BEGIN PAGE EXCERPT

Regional has increasingly become the name of the game in skilled nursing, but Genesis HealthCare (NYSE: GEN) expressed confidence in its scale during a presentation at the Barclays Global Healthcare Conference on Thursday.
“There’s been a lot of discussion in the markets around the benefits of scale or the benefits of operating as a small local operator,” CEO George Hager said in the presentation. “I think our scale will offer benefits.”
The largest skilled nursing facility and post-acute operating company in the country has seen its share of troubles. In November, the Kennett Square, Pa.-based Genesis revealed a restructuring plan with landlords Welltower, Inc. (NYSE: HCN) and Sabra Health Care REIT (Nasdaq: SBRA). In the same month, it received a delisting warning from the New York Stock Exchange (NYSE), though it was able to meet the exchange’s continuing listing standard earlier this month.
To add insult to injury, Sabra CEO Rick Matros said in a recent earnings call that the company’s “current business model does not work” and that operators with 400 or 450 locations are not viable — and never were.
But Hager pushed back against this idea. The company’s size allows it strong leverage with national payors such as UnitedHealth and Aetna, which is useful as managed care plans make ever-greater inroads among the Medicare and population, Hager noted.
The company’s more than 450 facilities, with more than 425 physicians and nurse practitioners, will be also assets in the changing health care landscape, particularly as value-based payment becomes more prominent, he argued.
“The winners in skilled nursing — and I would argue the winners in all of health care — will be providers with the greatest clinical skill and the greatest ability to achieve consistent positive outcomes for the patients that we serve at the lowest cost,” he said. “We do, and our scale allows the ability to hire and retain the highest level of clinical leadership in this country.”
Restructuring under way
With the help of Welltower, Genesis recently secured a $555 million credit facility with MidCap Financial, a wholly owned subsidiary of alternative asset manager Apollo, and the company has negotiated “significant concessions” in its existing lease agreements, Hager said.
These included $54 million in permanent annual cash rent reductions, for an 11% decrease in 2017 yearly cash rents. Genesis also renegotiated several major credit facilities, resulting in $8 million annual cash interest reductions, Hager said. Welltower’s rent escalators also were reduced from 2.9% to 2% starting Jan. 1, 2019.
But Hager doesn’t expect much to change from last year, including facility census.
“The outlook for ’18 I would say is similar to ’17 from a fundamental business perspective,” he said.

END PAGE EXCERPT
BEGIN EXCERPTED DATA

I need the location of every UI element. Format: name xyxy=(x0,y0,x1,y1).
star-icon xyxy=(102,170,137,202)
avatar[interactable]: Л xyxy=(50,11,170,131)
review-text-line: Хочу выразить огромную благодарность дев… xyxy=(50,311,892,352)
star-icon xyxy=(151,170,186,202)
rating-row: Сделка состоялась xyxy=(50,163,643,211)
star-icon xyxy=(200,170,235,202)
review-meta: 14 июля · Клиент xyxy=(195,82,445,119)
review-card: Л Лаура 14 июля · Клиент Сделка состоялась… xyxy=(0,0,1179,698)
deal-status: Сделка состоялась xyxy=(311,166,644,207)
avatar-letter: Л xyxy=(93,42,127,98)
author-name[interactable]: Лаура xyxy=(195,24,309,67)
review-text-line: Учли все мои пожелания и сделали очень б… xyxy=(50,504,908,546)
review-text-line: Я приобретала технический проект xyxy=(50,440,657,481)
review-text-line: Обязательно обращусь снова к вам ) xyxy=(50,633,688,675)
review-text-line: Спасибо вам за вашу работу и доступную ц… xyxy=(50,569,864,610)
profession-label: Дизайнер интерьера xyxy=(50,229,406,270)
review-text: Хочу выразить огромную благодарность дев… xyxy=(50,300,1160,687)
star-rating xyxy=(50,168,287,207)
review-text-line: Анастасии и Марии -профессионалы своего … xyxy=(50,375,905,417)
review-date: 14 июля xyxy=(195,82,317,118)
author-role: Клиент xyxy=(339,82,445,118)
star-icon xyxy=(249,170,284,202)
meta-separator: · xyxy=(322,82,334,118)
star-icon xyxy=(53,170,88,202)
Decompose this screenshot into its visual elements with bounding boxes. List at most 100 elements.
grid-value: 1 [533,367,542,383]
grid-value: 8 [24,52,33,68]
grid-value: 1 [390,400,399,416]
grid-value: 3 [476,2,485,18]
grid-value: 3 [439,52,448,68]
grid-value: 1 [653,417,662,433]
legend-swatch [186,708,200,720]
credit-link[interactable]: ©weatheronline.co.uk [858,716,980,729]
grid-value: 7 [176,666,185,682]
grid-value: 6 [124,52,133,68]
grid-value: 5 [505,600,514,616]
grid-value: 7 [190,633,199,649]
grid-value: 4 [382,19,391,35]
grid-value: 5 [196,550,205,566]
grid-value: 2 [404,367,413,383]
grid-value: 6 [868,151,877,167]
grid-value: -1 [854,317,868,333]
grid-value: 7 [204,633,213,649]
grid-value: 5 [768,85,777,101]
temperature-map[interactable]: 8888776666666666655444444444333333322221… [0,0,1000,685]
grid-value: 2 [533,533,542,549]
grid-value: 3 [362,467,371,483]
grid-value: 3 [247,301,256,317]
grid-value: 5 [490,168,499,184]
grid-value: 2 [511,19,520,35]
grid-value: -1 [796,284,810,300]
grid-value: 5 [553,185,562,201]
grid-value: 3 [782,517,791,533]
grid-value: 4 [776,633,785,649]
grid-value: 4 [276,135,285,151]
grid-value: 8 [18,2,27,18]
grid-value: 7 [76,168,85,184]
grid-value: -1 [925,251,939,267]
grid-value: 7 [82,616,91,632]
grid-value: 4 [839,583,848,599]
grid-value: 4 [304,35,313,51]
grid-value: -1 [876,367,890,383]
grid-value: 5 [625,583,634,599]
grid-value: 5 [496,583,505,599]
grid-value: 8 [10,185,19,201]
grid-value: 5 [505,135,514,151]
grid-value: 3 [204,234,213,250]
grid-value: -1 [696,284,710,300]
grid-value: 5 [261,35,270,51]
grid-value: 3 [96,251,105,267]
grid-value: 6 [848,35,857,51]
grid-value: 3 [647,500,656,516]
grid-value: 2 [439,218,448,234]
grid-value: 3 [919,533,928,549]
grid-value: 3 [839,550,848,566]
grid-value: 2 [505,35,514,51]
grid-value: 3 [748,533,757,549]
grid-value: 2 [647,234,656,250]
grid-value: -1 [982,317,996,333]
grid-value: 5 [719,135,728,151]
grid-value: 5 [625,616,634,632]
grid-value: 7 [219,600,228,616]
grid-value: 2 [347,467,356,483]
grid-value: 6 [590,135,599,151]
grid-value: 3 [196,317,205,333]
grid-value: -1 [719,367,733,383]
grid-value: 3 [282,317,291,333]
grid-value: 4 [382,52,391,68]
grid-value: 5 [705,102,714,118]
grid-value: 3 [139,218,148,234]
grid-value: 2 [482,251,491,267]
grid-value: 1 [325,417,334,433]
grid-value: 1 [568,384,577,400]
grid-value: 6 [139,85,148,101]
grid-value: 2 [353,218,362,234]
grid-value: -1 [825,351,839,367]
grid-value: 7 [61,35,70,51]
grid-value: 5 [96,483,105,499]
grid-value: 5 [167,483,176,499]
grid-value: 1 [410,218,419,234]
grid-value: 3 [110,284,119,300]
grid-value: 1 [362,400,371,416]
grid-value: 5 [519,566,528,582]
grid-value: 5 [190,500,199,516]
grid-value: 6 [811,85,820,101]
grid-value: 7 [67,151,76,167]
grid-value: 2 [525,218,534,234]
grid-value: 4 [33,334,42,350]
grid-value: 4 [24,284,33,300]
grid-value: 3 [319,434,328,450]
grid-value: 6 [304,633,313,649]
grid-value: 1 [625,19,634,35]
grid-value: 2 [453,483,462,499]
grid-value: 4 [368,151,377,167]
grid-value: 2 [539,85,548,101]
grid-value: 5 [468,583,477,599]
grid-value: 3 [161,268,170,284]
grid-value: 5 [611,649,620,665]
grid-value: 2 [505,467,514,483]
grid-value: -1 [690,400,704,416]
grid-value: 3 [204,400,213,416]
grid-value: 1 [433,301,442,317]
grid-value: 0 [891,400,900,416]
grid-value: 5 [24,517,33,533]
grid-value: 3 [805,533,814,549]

END EXCERPTED DATA

* ASSIGNED TASK A:
According to the article on Genesis HealthCare, what percentage decrease in 2017 yearly cash rents did the $54 million in permanent annual cash rent reductions represent?
* ASSIGNED TASK B:
Rewrite the article on Genesis HealthCare from "The company’s more" up to and including "prominent, he argued.", changing "physicians" to "doctors".

* TASK SOLUTION A:
An 11% decrease.

* TASK SOLUTION B:
The company’s more than 450 facilities, with more than 425 doctors and nurse practitioners, will be also assets in the changing health care landscape, particularly as value-based payment becomes more prominent, he argued.